TASK DESCRIPTION:
The complete listing should be restated exactly.

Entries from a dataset
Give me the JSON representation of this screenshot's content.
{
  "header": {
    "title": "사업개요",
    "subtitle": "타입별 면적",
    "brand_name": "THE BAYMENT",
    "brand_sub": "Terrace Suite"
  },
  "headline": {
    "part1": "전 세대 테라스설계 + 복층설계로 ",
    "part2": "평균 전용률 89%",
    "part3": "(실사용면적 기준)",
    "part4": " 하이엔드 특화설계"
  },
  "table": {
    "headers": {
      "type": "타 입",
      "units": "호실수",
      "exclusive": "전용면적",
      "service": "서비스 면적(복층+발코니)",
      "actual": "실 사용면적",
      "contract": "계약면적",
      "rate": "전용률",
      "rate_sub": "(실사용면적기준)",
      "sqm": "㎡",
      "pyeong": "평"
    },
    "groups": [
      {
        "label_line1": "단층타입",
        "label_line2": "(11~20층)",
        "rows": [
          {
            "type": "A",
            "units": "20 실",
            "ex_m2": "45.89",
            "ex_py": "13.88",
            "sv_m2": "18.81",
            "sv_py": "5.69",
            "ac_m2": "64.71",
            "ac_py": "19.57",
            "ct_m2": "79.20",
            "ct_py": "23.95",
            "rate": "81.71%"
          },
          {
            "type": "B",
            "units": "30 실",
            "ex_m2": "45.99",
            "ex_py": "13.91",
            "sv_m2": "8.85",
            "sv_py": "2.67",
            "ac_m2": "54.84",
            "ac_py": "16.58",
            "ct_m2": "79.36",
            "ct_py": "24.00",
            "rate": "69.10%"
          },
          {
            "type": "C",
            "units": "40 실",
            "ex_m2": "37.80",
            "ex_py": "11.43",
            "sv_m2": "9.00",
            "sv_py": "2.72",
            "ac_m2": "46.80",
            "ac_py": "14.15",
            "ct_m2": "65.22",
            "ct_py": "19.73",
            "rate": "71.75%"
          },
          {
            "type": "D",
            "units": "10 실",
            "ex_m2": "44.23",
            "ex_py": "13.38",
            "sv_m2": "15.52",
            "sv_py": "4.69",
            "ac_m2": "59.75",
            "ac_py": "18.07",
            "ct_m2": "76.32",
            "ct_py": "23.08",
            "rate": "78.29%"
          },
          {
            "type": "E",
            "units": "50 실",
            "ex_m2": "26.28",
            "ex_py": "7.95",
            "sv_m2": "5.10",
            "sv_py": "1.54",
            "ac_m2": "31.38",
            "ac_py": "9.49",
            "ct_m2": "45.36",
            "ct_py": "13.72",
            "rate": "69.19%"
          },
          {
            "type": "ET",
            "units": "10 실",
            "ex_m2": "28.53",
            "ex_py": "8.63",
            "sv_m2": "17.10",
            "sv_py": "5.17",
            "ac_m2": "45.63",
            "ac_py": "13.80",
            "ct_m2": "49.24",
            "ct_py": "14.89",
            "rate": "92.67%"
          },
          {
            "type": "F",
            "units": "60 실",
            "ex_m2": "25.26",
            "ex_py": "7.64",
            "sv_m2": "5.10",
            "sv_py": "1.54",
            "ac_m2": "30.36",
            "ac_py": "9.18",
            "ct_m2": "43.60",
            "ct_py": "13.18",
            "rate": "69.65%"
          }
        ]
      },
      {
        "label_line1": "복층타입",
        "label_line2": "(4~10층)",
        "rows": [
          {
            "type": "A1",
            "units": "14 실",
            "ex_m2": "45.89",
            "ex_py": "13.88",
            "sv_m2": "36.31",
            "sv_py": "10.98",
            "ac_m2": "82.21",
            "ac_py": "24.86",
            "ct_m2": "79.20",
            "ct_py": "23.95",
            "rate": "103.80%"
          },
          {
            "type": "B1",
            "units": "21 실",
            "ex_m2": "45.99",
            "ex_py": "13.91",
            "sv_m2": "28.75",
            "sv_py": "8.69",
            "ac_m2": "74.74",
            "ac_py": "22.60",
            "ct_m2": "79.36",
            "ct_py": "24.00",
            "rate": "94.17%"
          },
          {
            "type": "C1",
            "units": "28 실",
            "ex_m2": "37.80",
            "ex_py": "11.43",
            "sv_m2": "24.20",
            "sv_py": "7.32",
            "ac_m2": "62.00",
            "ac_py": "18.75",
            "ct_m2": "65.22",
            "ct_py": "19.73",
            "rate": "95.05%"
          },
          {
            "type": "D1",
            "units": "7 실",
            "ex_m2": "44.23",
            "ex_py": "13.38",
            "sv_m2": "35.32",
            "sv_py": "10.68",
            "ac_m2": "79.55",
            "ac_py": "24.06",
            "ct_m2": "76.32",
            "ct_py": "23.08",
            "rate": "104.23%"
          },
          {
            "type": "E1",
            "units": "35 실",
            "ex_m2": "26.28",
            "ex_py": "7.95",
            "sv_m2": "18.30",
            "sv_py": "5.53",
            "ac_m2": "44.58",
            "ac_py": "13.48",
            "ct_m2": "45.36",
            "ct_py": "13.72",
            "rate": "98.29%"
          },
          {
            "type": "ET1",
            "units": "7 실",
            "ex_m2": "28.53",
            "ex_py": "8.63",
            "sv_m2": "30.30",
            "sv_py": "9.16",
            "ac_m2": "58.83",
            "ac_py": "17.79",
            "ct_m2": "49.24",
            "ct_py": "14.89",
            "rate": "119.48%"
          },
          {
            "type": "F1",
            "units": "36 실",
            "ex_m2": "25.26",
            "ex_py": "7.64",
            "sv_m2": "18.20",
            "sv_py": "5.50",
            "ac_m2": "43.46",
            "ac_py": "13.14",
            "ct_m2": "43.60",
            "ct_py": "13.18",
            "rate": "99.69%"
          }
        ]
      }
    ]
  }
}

SOLUTION TO THIS EXERCISE:
Give me the JSON representation of this screenshot's content.
{
  "header": {
    "title": "사업개요",
    "subtitle": "타입별 면적",
    "brand_name": "THE BAYMENT",
    "brand_sub": "Terrace Suite"
  },
  "headline": {
    "part1": "전 세대 테라스설계 + 복층설계로 ",
    "part2": "평균 전용률 89%",
    "part3": "(실사용면적 기준)",
    "part4": " 하이엔드 특화설계"
  },
  "table": {
    "headers": {
      "type": "타 입",
      "units": "호실수",
      "exclusive": "전용면적",
      "service": "서비스 면적(복층+발코니)",
      "actual": "실 사용면적",
      "contract": "계약면적",
      "rate": "전용률",
      "rate_sub": "(실사용면적기준)",
      "sqm": "㎡",
      "pyeong": "평"
    },
    "groups": [
      {
        "label_line1": "단층타입",
        "label_line2": "(11~20층)",
        "rows": [
          {
            "type": "A",
            "units": "20 실",
            "ex_m2": "45.89",
            "ex_py": "13.88",
            "sv_m2": "18.81",
            "sv_py": "5.69",
            "ac_m2": "64.71",
            "ac_py": "19.57",
            "ct_m2": "79.20",
            "ct_py": "23.95",
            "rate": "81.71%"
          },
          {
            "type": "B",
            "units": "30 실",
            "ex_m2": "45.99",
            "ex_py": "13.91",
            "sv_m2": "8.85",
            "sv_py": "2.67",
            "ac_m2": "54.84",
            "ac_py": "16.58",
            "ct_m2": "79.36",
            "ct_py": "24.00",
            "rate": "69.10%"
          },
          {
            "type": "C",
            "units": "40 실",
            "ex_m2": "37.80",
            "ex_py": "11.43",
            "sv_m2": "9.00",
            "sv_py": "2.72",
            "ac_m2": "46.80",
            "ac_py": "14.15",
            "ct_m2": "65.22",
            "ct_py": "19.73",
            "rate": "71.75%"
          },
          {
            "type": "D",
            "units": "10 실",
            "ex_m2": "44.23",
            "ex_py": "13.38",
            "sv_m2": "15.52",
            "sv_py": "4.69",
            "ac_m2": "59.75",
            "ac_py": "18.07",
            "ct_m2": "76.32",
            "ct_py": "23.08",
            "rate": "78.29%"
          },
          {
            "type": "E",
            "units": "50 실",
            "ex_m2": "26.28",
            "ex_py": "7.95",
            "sv_m2": "5.10",
            "sv_py": "1.54",
            "ac_m2": "31.38",
            "ac_py": "9.49",
            "ct_m2": "45.36",
            "ct_py": "13.72",
            "rate": "69.19%"
          },
          {
            "type": "ET",
            "units": "10 실",
            "ex_m2": "28.53",
            "ex_py": "8.63",
            "sv_m2": "17.10",
            "sv_py": "5.17",
            "ac_m2": "45.63",
            "ac_py": "13.80",
            "ct_m2": "49.24",
            "ct_py": "14.89",
            "rate": "92.67%"
          },
          {
            "type": "F",
            "units": "60 실",
            "ex_m2": "25.26",
            "ex_py": "7.64",
            "sv_m2": "5.10",
            "sv_py": "1.54",
            "ac_m2": "30.36",
            "ac_py": "9.18",
            "ct_m2": "43.60",
            "ct_py": "13.18",
            "rate": "69.65%"
          }
        ]
      },
      {
        "label_line1": "복층타입",
        "label_line2": "(4~10층)",
        "rows": [
          {
            "type": "A1",
            "units": "14 실",
            "ex_m2": "45.89",
            "ex_py": "13.88",
            "sv_m2": "36.31",
            "sv_py": "10.98",
            "ac_m2": "82.21",
            "ac_py": "24.86",
            "ct_m2": "79.20",
            "ct_py": "23.95",
            "rate": "103.80%"
          },
          {
            "type": "B1",
            "units": "21 실",
            "ex_m2": "45.99",
            "ex_py": "13.91",
            "sv_m2": "28.75",
            "sv_py": "8.69",
            "ac_m2": "74.74",
            "ac_py": "22.60",
            "ct_m2": "79.36",
            "ct_py": "24.00",
            "rate": "94.17%"
          },
          {
            "type": "C1",
            "units": "28 실",
            "ex_m2": "37.80",
            "ex_py": "11.43",
            "sv_m2": "24.20",
            "sv_py": "7.32",
            "ac_m2": "62.00",
            "ac_py": "18.75",
            "ct_m2": "65.22",
            "ct_py": "19.73",
            "rate": "95.05%"
          },
          {
            "type": "D1",
            "units": "7 실",
            "ex_m2": "44.23",
            "ex_py": "13.38",
            "sv_m2": "35.32",
            "sv_py": "10.68",
            "ac_m2": "79.55",
            "ac_py": "24.06",
            "ct_m2": "76.32",
            "ct_py": "23.08",
            "rate": "104.23%"
          },
          {
            "type": "E1",
            "units": "35 실",
            "ex_m2": "26.28",
            "ex_py": "7.95",
            "sv_m2": "18.30",
            "sv_py": "5.53",
            "ac_m2": "44.58",
            "ac_py": "13.48",
            "ct_m2": "45.36",
            "ct_py": "13.72",
            "rate": "98.29%"
          },
          {
            "type": "ET1",
            "units": "7 실",
            "ex_m2": "28.53",
            "ex_py": "8.63",
            "sv_m2": "30.30",
            "sv_py": "9.16",
            "ac_m2": "58.83",
            "ac_py": "17.79",
            "ct_m2": "49.24",
            "ct_py": "14.89",
            "rate": "119.48%"
          },
          {
            "type": "F1",
            "units": "36 실",
            "ex_m2": "25.26",
            "ex_py": "7.64",
            "sv_m2": "18.20",
            "sv_py": "5.50",
            "ac_m2": "43.46",
            "ac_py": "13.14",
            "ct_m2": "43.60",
            "ct_py": "13.18",
            "rate": "99.69%"
          }
        ]
      }
    ]
  }
}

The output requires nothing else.